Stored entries
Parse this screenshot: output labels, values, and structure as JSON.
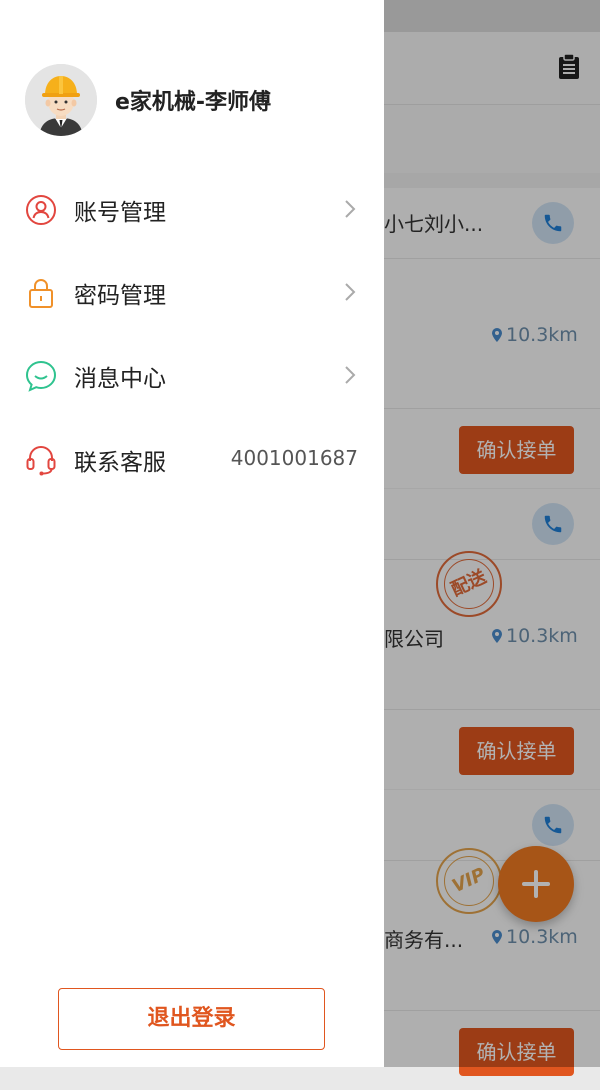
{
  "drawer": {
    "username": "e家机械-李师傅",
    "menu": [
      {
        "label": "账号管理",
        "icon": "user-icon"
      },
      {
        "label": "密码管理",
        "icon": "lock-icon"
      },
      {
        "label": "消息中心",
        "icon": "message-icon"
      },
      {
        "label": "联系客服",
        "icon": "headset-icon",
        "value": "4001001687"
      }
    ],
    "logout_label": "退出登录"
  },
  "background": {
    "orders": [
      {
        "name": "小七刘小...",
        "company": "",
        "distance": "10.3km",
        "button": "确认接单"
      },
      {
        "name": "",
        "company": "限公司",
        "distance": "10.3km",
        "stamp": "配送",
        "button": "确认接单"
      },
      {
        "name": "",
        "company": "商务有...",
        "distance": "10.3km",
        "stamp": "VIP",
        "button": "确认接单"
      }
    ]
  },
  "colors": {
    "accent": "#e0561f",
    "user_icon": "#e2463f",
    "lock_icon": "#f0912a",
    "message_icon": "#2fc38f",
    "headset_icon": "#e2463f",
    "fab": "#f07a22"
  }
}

Job |
Without including any picture, repeat the data exactly.

Result of the task |
Parse this screenshot: output labels, values, and structure as JSON.
{
  "drawer": {
    "username": "e家机械-李师傅",
    "menu": [
      {
        "label": "账号管理",
        "icon": "user-icon"
      },
      {
        "label": "密码管理",
        "icon": "lock-icon"
      },
      {
        "label": "消息中心",
        "icon": "message-icon"
      },
      {
        "label": "联系客服",
        "icon": "headset-icon",
        "value": "4001001687"
      }
    ],
    "logout_label": "退出登录"
  },
  "background": {
    "orders": [
      {
        "name": "小七刘小...",
        "company": "",
        "distance": "10.3km",
        "button": "确认接单"
      },
      {
        "name": "",
        "company": "限公司",
        "distance": "10.3km",
        "stamp": "配送",
        "button": "确认接单"
      },
      {
        "name": "",
        "company": "商务有...",
        "distance": "10.3km",
        "stamp": "VIP",
        "button": "确认接单"
      }
    ]
  },
  "colors": {
    "accent": "#e0561f",
    "user_icon": "#e2463f",
    "lock_icon": "#f0912a",
    "message_icon": "#2fc38f",
    "headset_icon": "#e2463f",
    "fab": "#f07a22"
  }
}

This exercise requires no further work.